- [Exercise]:
Reproduce the listing below without changes, except that pictures are left out.

- [Provided material]:
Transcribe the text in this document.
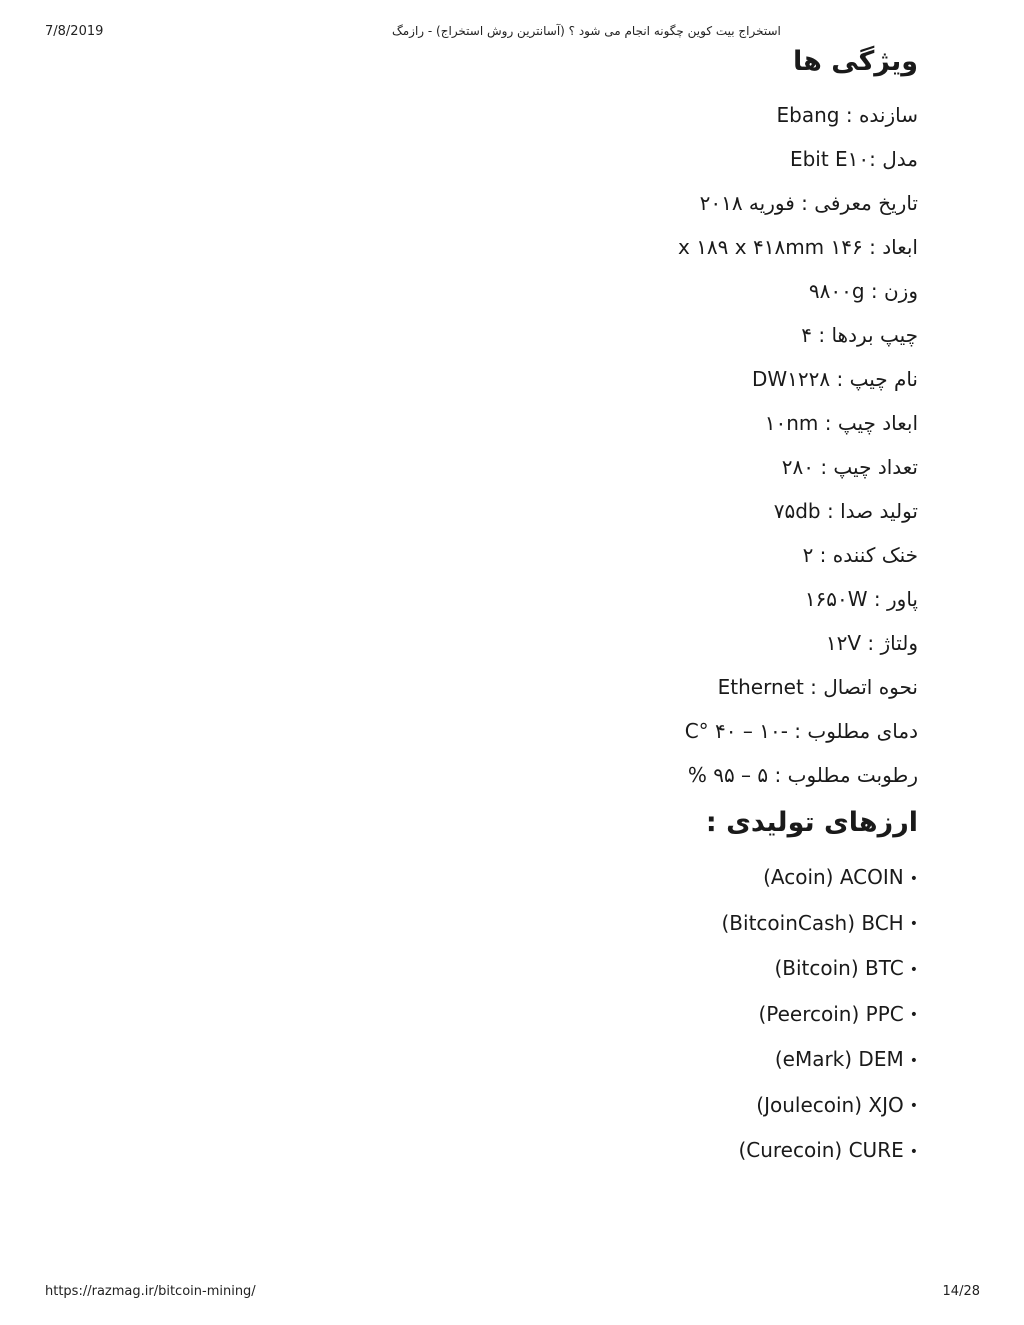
7/8/2019	استخراج بیت کوین چگونه انجام می شود ؟ (آسانترین روش استخراج) - رازمگ
ویژگی ها
سازنده : Ebang
مدل :Ebit E۱۰
تاریخ معرفی : فوریه ۲۰۱۸
ابعاد : ۱۴۶ x ۱۸۹ x ۴۱۸mm
وزن : ۹۸۰۰g
چیپ بردها : ۴
نام چیپ : DW۱۲۲۸
ابعاد چیپ : ۱۰nm
تعداد چیپ : ۲۸۰
تولید صدا : ۷۵db
خنک کننده : ۲
پاور : ۱۶۵۰W
ولتاژ : ۱۲V
نحوه اتصال : Ethernet
دمای مطلوب : -۱۰ – ۴۰ °C
رطوبت مطلوب : ۵ – ۹۵ %
ارزهای تولیدی :
(Acoin) ACOIN •
(BitcoinCash) BCH •
(Bitcoin) BTC •
(Peercoin) PPC •
(eMark) DEM •
(Joulecoin) XJO •
(Curecoin) CURE •
https://razmag.ir/bitcoin-mining/	14/28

- [Full response]:
Transcribe the text in this document.
7/8/2019	استخراج بیت کوین چگونه انجام می شود ؟ (آسانترین روش استخراج) - رازمگ
ویژگی ها
سازنده : Ebang
مدل :Ebit E۱۰
تاریخ معرفی : فوریه ۲۰۱۸
ابعاد : ۱۴۶ x ۱۸۹ x ۴۱۸mm
وزن : ۹۸۰۰g
چیپ بردها : ۴
نام چیپ : DW۱۲۲۸
ابعاد چیپ : ۱۰nm
تعداد چیپ : ۲۸۰
تولید صدا : ۷۵db
خنک کننده : ۲
پاور : ۱۶۵۰W
ولتاژ : ۱۲V
نحوه اتصال : Ethernet
دمای مطلوب : -۱۰ – ۴۰ °C
رطوبت مطلوب : ۵ – ۹۵ %
ارزهای تولیدی :
(Acoin) ACOIN •
(BitcoinCash) BCH •
(Bitcoin) BTC •
(Peercoin) PPC •
(eMark) DEM •
(Joulecoin) XJO •
(Curecoin) CURE •
https://razmag.ir/bitcoin-mining/	14/28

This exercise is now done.